▸ Goal
The records below must be duplicated exactly, character for character.

▸ Records for the task
++++++

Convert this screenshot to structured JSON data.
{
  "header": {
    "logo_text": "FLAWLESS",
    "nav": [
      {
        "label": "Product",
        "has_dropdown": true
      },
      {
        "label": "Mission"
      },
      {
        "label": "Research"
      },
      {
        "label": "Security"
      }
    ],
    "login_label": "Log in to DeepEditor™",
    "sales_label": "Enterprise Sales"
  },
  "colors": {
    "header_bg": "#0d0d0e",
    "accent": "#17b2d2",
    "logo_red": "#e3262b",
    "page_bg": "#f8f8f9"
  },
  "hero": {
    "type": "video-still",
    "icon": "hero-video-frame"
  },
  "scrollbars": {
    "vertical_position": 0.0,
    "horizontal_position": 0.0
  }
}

++++++

▸ Right answer
Convert this screenshot to structured JSON data.
{
  "header": {
    "logo_text": "FLAWLESS",
    "nav": [
      {
        "label": "Product",
        "has_dropdown": true
      },
      {
        "label": "Mission"
      },
      {
        "label": "Research"
      },
      {
        "label": "Security"
      }
    ],
    "login_label": "Log in to DeepEditor™",
    "sales_label": "Enterprise Sales"
  },
  "colors": {
    "header_bg": "#0d0d0e",
    "accent": "#17b2d2",
    "logo_red": "#e3262b",
    "page_bg": "#f8f8f9"
  },
  "hero": {
    "type": "video-still",
    "icon": "hero-video-frame"
  },
  "scrollbars": {
    "vertical_position": 0.0,
    "horizontal_position": 0.0
  }
}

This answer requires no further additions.